►

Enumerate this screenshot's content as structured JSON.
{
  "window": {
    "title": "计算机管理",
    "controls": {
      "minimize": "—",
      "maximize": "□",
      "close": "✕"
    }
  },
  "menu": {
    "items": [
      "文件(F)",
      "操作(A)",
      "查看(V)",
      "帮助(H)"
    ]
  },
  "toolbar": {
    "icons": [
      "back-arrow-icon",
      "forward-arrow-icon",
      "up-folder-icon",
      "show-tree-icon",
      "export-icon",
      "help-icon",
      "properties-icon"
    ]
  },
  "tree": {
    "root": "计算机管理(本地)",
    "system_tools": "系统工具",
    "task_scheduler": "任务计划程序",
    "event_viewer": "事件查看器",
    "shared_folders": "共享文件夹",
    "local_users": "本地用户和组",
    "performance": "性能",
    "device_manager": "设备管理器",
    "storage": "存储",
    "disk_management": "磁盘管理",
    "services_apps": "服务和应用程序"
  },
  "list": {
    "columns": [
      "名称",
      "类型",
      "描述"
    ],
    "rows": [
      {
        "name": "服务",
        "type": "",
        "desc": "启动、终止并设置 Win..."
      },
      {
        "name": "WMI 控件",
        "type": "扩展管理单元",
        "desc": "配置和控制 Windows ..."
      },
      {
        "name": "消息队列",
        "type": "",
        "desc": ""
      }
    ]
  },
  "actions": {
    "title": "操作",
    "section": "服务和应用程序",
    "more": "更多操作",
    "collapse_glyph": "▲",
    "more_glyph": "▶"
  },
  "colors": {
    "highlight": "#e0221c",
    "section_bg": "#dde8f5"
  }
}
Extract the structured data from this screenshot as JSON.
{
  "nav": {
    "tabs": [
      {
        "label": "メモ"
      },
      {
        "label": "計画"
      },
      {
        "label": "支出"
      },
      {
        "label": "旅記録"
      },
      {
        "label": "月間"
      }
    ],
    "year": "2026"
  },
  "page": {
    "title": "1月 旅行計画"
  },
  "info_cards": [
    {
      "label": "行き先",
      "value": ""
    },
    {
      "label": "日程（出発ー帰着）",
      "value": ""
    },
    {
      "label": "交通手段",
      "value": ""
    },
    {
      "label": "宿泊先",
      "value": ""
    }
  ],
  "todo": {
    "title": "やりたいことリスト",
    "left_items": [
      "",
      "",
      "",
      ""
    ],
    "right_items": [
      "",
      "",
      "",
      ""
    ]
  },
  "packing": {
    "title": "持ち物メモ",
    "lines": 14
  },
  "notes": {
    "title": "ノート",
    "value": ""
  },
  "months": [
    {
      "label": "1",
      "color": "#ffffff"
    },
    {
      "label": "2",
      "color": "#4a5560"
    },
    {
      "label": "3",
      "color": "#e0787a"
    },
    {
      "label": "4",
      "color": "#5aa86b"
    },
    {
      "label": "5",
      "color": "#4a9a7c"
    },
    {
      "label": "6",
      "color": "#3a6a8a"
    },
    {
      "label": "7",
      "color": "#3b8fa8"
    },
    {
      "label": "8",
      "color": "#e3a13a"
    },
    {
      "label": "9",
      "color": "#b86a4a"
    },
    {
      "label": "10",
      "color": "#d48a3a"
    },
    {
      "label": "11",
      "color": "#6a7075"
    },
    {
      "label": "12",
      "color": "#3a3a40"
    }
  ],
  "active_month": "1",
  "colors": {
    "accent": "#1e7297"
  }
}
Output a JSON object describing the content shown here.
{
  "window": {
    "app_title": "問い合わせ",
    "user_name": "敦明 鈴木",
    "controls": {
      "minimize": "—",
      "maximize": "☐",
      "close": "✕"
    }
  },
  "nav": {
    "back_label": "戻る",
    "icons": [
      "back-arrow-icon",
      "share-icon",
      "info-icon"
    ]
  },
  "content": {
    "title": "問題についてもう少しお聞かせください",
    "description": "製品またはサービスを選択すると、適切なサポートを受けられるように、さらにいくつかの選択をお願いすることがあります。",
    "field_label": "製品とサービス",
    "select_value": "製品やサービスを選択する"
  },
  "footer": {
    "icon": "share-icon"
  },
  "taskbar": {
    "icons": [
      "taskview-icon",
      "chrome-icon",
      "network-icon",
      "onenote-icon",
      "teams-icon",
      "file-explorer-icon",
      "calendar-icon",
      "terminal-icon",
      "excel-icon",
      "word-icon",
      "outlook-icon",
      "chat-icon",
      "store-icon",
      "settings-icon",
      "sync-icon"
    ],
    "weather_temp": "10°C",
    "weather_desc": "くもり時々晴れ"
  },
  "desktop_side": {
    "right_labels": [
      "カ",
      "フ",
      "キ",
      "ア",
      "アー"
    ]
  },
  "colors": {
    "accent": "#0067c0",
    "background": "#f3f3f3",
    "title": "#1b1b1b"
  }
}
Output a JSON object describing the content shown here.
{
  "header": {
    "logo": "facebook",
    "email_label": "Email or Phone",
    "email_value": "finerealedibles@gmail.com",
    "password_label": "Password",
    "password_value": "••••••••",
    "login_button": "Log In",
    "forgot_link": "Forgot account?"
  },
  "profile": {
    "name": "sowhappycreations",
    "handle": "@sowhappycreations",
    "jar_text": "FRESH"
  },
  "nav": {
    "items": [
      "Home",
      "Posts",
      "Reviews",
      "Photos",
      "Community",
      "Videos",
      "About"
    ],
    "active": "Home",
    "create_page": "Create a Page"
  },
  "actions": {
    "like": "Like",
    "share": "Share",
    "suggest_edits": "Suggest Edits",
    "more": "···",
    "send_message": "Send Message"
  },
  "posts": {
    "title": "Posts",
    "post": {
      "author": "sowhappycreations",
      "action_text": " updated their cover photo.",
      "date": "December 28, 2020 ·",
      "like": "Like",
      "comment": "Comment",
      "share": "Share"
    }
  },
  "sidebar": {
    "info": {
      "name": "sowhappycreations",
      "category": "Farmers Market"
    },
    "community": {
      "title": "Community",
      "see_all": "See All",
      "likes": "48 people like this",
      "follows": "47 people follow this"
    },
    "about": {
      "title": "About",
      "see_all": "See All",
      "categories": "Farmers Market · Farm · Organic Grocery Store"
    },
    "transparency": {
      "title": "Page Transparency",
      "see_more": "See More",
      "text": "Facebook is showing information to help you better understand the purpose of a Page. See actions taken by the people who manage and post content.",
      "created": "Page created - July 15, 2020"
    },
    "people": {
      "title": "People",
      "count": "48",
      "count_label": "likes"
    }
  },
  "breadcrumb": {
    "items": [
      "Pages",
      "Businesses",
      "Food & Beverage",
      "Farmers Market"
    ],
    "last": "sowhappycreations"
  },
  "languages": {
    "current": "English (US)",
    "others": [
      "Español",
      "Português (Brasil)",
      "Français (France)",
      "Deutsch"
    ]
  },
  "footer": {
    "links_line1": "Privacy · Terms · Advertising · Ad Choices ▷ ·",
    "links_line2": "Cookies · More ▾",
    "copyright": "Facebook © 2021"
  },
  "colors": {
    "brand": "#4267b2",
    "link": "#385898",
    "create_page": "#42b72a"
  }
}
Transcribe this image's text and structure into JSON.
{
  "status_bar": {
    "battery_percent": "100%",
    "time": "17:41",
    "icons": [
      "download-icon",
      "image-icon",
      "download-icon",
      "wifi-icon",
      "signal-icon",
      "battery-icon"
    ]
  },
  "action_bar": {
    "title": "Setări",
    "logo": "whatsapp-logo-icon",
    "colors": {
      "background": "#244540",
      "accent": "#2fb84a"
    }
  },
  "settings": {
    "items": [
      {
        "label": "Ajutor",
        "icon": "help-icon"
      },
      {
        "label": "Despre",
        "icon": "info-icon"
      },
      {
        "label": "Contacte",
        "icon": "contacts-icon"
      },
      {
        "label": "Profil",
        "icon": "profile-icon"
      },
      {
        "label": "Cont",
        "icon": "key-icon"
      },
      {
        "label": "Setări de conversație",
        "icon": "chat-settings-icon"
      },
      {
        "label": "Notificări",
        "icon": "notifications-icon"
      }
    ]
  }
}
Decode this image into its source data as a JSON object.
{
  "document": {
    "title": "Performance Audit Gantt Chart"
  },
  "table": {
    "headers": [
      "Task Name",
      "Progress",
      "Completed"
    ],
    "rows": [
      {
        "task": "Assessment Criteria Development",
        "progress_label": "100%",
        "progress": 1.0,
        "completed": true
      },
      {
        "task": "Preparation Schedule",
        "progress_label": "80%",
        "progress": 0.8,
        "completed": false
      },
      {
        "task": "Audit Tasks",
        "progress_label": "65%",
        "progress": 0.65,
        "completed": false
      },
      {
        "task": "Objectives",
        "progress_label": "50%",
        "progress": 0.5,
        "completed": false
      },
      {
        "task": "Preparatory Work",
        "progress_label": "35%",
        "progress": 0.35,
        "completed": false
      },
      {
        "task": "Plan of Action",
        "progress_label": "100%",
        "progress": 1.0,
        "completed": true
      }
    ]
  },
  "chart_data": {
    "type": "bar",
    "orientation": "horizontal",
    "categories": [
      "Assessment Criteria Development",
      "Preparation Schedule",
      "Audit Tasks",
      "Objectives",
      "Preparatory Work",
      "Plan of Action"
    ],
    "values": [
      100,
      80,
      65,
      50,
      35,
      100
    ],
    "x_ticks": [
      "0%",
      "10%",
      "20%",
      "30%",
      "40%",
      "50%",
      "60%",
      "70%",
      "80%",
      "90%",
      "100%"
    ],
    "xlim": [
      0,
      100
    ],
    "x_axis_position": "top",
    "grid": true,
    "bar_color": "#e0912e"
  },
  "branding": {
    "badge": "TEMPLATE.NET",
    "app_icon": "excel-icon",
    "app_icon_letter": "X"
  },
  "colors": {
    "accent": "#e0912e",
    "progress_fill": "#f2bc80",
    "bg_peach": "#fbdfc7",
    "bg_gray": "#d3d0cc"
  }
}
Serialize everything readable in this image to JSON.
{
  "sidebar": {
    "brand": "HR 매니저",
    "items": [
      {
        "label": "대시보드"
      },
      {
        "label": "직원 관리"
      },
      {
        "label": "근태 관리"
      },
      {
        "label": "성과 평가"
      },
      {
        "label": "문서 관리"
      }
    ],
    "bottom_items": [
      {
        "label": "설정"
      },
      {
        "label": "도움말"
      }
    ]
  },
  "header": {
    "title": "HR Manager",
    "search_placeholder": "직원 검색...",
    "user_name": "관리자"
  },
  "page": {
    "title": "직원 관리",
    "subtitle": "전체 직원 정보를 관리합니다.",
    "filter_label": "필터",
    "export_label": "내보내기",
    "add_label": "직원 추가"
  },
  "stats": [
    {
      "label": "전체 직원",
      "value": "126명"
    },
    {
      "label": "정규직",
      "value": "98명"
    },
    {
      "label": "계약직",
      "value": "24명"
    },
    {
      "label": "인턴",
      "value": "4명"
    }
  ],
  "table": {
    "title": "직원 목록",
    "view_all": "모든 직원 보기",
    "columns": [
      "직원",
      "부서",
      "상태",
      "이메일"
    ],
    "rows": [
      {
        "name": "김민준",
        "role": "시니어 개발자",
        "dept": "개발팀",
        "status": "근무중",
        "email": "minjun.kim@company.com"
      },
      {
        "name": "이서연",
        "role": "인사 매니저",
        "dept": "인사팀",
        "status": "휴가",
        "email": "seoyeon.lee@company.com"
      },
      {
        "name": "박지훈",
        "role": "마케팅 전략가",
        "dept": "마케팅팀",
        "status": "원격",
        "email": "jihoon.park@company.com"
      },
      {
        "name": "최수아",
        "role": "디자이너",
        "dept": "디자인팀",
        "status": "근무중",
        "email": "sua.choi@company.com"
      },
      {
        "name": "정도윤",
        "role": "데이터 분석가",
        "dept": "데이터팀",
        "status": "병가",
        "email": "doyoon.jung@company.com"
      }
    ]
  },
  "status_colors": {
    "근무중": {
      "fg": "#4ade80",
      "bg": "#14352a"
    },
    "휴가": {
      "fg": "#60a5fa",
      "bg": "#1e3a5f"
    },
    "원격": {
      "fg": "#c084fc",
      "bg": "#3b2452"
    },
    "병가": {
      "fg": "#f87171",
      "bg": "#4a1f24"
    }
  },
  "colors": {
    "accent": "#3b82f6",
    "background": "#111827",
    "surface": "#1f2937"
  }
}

◄

Find the lines above holding the word "sowhappycreations" and show them.

    "name": "sowhappycreations",
    "handle": "@sowhappycreations",
      "author": "sowhappycreations",
      "name": "sowhappycreations",
    "last": "sowhappycreations"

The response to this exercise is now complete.